::: Source document

There are really two versions of the fundamental theorem of calculus, and we go through the connection here. Created by Sal Khan.

## Want to join the conversation?

- I don't know if I'm just missing it in the videos, but the videos haven't answered this and my textbook doesn't answer this. What exactly does F(x) mean, versus f(x)? It's been confusing me the whole time Sal has been using it in his videos, and I've been waiting for him to address it specifically. It's keeping me from understanding what in the world is going on with these 2 theorems. Thanks!(43 votes)
- Actually that is a very good question.

F(x) is defined as the antiderivative of f(x).

To be a little more rigorous, F(x) is formally defined as:

F(x) = ∫ f(t) dt (lower bound a, upper bound x)

And F(x) is specified as being defined for all x over the closed interval [a,b].

Because of this definition:

F'(x) = f(x) for all x in the open interval (a,b)

(There are some more parts to this, but hopefully that should help you understand a little better.)(61 votes)

- This stuff is all about
`a`

and`b`

. Why does it need`c`

and`d`

from the start? Are they some kind of the limit of`f(x)`

?(15 votes)- you need C and D to calculate the area of some form(3 votes)

- 4:31I'm confused about the use of the word "anti-derivative", isn't it the same as saying "integral"?(8 votes)

::::::
::: Dataset extract

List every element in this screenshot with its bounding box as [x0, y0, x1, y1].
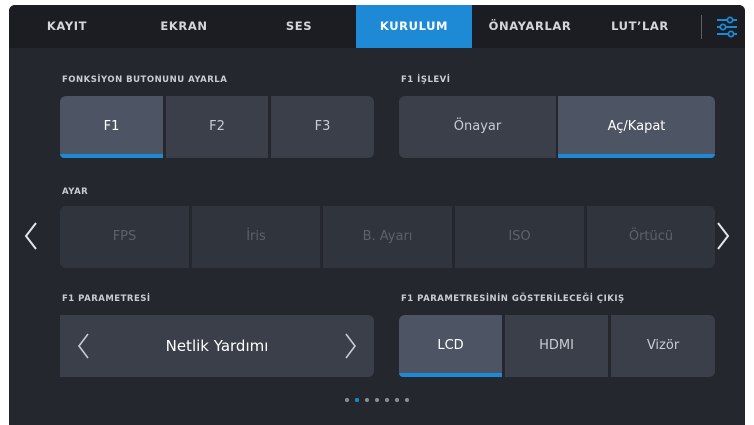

::::::

Things to do –
1/ In the calculus forum thread, what reason does the reply give for F'(x) = f(x) on the open interval (a,b)? Answer in one to three sentences.
2/ Extend the calculus forum thread, starting after its final comment.

Answers for the exercise –
1/ The reply says F'(x) = f(x) follows from how F(x) is defined. F(x) is defined as the integral of f(t) dt with lower bound a and upper bound x, for all x in the closed interval [a,b].

2/
- An antiderivative is an indefinite integral.

There are other kinds of integrals. The main one you'll be dealing with is the definite integral. In more advanced mathematics there are some subtleties of definitions of various kinds of integrals. I will leave that to a professional mathematician because I am not fully-versed in the nuances.(18 votes)

- I am a bit confused with the two parameters x and t. Can someone clarify their relationship for me?(11 votes)
- lower case f(t) is a derivative....so it is a rate.....some unit per second or y per second or y per minute or whatever your t values are would then be a rate...so it is f(t) , the derivative...then integrate to get the antiderivative.......which then means that F(t) is the anti derivative, or as I like to think of it as the original function that you are being given the derivative of. Y and x coordinates would give you the function and then you would get the derivative but we are integrating which is the reverse order....hope that helps and did not confuse you more.(5 votes)

- If F(x) = integral of f(t) with boundaries a to x,

then F(b) = integral of f(t) with boundaries a to b, right?

So, by the 2nd theorem, F(b) = F(b) - F(a) ? and F(a) = 0 ?!(7 votes)- Given the way F(x) is defined, it should not be surprising that F(a) = 0, as it would be the integral of f(t) with boundaries a to a.(7 votes)

- Why was

instead of`Capital F (x) = ∫ f(`

**t**)dt

?`Capital F (x) = ∫ f(`

**x**)**dx**(6 votes)- Because the bounds of ∫ f(t) are [0,x]. That makes F(x) a function of x, not t.(8 votes)

- I really don't understand why the second fund thr can still be used if the upper limit is not x by finding the upperbound derivative. Can someone please explain?

-Test tomorrow!(4 votes)- Consider this: instead of thinking of the second fundamental theorem in terms of x, let's think in terms of u. A function for the definite integral of a function f could be written as
`⌠u`

F(u) = | f(t) dt

⌡a

By the second fundamental theorem, we know that taking the derivative of this function with respect to u gives us`f(u)`

.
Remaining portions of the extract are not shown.